• _Problem requirements_
Make a tally of the lines in the records that include the string "wider", and give only that number.

• _Record list_

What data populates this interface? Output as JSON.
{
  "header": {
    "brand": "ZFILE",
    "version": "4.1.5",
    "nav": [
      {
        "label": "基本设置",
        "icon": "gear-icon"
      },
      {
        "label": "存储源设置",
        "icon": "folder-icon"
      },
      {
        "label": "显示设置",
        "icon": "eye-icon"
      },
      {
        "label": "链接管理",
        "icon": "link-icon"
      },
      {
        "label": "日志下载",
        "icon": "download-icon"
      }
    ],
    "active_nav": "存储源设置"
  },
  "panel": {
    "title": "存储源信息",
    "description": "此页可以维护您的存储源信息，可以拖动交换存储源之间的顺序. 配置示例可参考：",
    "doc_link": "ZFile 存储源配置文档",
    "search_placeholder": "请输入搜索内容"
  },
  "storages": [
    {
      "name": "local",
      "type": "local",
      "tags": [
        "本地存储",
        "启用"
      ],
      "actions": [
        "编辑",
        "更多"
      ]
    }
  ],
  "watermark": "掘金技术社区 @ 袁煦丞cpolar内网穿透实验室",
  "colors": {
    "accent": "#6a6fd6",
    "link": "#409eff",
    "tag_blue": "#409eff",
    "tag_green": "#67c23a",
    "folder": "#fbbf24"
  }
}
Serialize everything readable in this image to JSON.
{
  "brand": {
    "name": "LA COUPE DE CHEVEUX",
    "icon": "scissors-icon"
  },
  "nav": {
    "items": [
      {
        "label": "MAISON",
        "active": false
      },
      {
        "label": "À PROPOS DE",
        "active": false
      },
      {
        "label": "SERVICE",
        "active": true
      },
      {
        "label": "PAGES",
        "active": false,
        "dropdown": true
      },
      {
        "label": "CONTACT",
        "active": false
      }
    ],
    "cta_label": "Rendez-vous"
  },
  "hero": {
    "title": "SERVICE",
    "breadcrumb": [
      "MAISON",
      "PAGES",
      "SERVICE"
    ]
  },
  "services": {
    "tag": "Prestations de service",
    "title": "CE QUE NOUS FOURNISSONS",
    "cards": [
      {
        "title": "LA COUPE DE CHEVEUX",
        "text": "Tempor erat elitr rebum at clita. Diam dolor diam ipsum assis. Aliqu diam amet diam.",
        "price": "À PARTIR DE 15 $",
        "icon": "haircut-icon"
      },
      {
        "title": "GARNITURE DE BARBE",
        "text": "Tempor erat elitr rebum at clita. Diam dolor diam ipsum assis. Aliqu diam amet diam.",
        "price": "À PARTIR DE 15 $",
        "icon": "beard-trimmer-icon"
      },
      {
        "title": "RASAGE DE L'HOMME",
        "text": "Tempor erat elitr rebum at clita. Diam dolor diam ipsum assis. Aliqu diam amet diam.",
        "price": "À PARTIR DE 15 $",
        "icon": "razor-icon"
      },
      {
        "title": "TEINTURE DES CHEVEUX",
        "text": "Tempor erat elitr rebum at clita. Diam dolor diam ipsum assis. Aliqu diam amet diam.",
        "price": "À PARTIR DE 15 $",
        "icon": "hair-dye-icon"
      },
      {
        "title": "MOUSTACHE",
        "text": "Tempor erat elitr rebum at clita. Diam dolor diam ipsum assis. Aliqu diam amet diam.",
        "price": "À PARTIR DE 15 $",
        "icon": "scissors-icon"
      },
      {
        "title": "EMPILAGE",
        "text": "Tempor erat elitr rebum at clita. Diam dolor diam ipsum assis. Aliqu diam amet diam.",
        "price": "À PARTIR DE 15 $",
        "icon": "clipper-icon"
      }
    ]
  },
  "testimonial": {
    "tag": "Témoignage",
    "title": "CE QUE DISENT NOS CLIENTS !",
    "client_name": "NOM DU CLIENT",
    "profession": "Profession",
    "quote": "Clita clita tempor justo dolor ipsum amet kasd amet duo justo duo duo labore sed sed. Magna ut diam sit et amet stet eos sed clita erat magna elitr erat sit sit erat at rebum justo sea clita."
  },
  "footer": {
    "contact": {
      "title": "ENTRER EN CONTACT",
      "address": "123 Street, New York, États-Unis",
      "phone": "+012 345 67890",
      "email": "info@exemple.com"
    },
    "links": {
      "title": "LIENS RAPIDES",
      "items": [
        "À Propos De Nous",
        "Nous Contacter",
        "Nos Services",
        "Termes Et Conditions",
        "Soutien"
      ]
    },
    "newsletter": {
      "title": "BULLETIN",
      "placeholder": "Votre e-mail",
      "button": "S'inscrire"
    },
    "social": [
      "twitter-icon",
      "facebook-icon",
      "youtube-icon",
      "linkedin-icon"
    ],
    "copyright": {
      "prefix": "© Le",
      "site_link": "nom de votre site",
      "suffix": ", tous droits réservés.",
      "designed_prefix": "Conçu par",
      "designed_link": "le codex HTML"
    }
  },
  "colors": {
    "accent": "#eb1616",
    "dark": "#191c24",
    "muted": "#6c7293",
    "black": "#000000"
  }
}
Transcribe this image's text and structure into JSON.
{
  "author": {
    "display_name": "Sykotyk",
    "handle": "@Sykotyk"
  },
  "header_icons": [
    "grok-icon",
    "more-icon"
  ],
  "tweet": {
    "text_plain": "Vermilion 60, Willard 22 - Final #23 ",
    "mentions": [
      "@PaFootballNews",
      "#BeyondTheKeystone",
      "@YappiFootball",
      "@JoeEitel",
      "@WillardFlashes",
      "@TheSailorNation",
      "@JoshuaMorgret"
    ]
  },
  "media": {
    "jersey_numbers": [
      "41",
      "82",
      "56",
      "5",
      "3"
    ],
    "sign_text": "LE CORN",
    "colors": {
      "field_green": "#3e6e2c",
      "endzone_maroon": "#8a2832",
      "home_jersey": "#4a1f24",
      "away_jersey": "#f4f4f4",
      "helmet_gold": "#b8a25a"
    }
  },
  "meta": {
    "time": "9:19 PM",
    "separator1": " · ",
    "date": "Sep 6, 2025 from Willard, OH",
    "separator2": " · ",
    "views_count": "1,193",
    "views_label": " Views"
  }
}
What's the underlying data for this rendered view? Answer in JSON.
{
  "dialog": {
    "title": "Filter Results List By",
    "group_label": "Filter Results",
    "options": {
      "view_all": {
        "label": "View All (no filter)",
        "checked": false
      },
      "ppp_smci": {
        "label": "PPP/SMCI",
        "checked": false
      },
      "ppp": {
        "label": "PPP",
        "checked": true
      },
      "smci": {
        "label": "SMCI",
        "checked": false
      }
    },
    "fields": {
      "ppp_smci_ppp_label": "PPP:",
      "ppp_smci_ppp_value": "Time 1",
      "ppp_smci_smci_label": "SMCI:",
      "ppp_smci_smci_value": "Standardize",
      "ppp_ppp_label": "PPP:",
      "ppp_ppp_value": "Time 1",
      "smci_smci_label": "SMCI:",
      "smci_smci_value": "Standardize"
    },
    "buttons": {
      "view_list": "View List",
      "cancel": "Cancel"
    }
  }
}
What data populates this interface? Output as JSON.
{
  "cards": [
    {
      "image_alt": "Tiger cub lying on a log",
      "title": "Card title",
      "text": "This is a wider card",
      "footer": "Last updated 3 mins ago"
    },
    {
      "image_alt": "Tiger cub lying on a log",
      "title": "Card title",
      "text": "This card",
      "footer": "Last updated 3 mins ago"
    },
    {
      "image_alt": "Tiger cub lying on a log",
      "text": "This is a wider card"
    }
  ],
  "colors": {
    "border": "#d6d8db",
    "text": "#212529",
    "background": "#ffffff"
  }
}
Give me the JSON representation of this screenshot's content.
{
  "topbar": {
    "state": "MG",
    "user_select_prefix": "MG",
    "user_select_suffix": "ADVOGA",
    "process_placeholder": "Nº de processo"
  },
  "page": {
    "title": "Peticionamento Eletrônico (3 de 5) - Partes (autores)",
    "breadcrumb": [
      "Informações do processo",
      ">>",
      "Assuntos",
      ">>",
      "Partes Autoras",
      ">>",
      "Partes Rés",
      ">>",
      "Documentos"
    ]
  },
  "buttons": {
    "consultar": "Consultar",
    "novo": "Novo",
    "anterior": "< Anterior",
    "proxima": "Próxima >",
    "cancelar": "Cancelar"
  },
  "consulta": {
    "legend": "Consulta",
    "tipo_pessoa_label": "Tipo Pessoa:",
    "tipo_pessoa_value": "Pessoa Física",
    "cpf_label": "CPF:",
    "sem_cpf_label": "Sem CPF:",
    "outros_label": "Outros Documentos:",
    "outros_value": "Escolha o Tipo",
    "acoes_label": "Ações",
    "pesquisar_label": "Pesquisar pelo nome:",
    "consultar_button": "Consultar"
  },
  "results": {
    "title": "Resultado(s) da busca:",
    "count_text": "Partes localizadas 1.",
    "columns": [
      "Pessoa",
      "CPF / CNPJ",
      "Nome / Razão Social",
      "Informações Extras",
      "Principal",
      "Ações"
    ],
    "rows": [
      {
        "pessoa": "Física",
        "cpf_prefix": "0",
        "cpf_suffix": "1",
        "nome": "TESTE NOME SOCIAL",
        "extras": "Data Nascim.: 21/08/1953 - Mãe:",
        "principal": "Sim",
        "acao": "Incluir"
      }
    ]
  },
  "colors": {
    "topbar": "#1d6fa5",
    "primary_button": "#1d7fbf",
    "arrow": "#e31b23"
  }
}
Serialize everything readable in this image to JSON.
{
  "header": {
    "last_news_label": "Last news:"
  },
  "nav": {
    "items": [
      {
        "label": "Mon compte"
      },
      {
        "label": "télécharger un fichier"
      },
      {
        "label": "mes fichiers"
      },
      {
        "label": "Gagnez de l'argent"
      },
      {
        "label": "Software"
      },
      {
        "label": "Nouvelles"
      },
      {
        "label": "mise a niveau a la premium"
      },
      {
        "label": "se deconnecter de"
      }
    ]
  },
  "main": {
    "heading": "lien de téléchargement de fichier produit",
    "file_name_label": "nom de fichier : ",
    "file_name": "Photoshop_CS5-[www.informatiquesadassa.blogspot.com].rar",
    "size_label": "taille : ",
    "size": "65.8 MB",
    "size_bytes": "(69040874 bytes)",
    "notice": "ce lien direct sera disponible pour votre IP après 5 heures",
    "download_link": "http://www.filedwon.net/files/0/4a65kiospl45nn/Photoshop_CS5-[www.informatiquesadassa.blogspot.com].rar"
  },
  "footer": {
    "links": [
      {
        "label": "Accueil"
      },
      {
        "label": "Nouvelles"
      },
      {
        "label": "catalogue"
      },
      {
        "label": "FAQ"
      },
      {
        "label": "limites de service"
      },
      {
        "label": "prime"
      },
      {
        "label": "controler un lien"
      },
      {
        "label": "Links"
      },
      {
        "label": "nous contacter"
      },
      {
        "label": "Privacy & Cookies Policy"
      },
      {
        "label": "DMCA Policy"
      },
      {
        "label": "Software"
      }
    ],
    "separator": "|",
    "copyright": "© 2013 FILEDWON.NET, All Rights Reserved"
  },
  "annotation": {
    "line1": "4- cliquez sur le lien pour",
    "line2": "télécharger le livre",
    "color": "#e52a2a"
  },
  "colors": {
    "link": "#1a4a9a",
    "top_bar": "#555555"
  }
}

• _Completed task_
2